→ SET TASK
Copy out every line exactly as given.

#### DATA SUPPLIED

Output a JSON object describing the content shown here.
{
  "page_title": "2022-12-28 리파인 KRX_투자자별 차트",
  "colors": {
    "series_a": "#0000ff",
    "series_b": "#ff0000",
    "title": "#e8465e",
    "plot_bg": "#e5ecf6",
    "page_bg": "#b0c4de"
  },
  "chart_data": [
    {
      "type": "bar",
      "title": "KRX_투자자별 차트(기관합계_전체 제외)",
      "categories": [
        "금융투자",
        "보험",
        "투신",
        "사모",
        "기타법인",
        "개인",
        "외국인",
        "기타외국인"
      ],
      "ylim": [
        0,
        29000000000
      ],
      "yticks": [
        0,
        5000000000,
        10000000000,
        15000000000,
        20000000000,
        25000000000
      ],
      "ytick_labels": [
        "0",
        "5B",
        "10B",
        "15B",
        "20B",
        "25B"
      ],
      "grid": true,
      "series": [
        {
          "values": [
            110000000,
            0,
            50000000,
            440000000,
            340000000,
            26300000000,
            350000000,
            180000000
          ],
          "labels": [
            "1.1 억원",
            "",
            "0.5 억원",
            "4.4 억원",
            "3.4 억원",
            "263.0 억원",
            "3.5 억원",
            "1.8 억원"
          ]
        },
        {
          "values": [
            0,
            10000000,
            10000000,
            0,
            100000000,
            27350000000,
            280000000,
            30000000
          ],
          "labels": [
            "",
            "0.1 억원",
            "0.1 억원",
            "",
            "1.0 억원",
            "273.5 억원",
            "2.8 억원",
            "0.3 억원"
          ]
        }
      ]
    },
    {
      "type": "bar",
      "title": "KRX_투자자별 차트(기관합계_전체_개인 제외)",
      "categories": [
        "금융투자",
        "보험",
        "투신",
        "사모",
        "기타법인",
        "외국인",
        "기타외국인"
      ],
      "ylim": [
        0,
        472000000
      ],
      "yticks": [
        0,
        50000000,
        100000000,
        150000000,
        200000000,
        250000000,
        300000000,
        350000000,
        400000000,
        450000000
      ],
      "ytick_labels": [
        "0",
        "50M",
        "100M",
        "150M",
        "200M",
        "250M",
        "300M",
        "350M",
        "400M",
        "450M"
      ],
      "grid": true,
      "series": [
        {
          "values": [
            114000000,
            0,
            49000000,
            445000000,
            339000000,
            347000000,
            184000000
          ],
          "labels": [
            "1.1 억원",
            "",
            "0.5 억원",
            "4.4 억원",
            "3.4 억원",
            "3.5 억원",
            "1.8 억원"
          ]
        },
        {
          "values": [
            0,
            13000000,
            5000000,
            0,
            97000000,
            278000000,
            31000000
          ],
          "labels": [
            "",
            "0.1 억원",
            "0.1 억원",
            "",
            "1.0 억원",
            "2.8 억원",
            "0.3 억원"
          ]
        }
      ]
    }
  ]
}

########

→ RESULT OF THIS TASK
Output a JSON object describing the content shown here.
{
  "page_title": "2022-12-28 리파인 KRX_투자자별 차트",
  "colors": {
    "series_a": "#0000ff",
    "series_b": "#ff0000",
    "title": "#e8465e",
    "plot_bg": "#e5ecf6",
    "page_bg": "#b0c4de"
  },
  "chart_data": [
    {
      "type": "bar",
      "title": "KRX_투자자별 차트(기관합계_전체 제외)",
      "categories": [
        "금융투자",
        "보험",
        "투신",
        "사모",
        "기타법인",
        "개인",
        "외국인",
        "기타외국인"
      ],
      "ylim": [
        0,
        29000000000
      ],
      "yticks": [
        0,
        5000000000,
        10000000000,
        15000000000,
        20000000000,
        25000000000
      ],
      "ytick_labels": [
        "0",
        "5B",
        "10B",
        "15B",
        "20B",
        "25B"
      ],
      "grid": true,
      "series": [
        {
          "values": [
            110000000,
            0,
            50000000,
            440000000,
            340000000,
            26300000000,
            350000000,
            180000000
          ],
          "labels": [
            "1.1 억원",
            "",
            "0.5 억원",
            "4.4 억원",
            "3.4 억원",
            "263.0 억원",
            "3.5 억원",
            "1.8 억원"
          ]
        },
        {
          "values": [
            0,
            10000000,
            10000000,
            0,
            100000000,
            27350000000,
            280000000,
            30000000
          ],
          "labels": [
            "",
            "0.1 억원",
            "0.1 억원",
            "",
            "1.0 억원",
            "273.5 억원",
            "2.8 억원",
            "0.3 억원"
          ]
        }
      ]
    },
    {
      "type": "bar",
      "title": "KRX_투자자별 차트(기관합계_전체_개인 제외)",
      "categories": [
        "금융투자",
        "보험",
        "투신",
        "사모",
        "기타법인",
        "외국인",
        "기타외국인"
      ],
      "ylim": [
        0,
        472000000
      ],
      "yticks": [
        0,
        50000000,
        100000000,
        150000000,
        200000000,
        250000000,
        300000000,
        350000000,
        400000000,
        450000000
      ],
      "ytick_labels": [
        "0",
        "50M",
        "100M",
        "150M",
        "200M",
        "250M",
        "300M",
        "350M",
        "400M",
        "450M"
      ],
      "grid": true,
      "series": [
        {
          "values": [
            114000000,
            0,
            49000000,
            445000000,
            339000000,
            347000000,
            184000000
          ],
          "labels": [
            "1.1 억원",
            "",
            "0.5 억원",
            "4.4 억원",
            "3.4 억원",
            "3.5 억원",
            "1.8 억원"
          ]
        },
        {
          "values": [
            0,
            13000000,
            5000000,
            0,
            97000000,
            278000000,
            31000000
          ],
          "labels": [
            "",
            "0.1 억원",
            "0.1 억원",
            "",
            "1.0 억원",
            "2.8 억원",
            "0.3 억원"
          ]
        }
      ]
    }
  ]
}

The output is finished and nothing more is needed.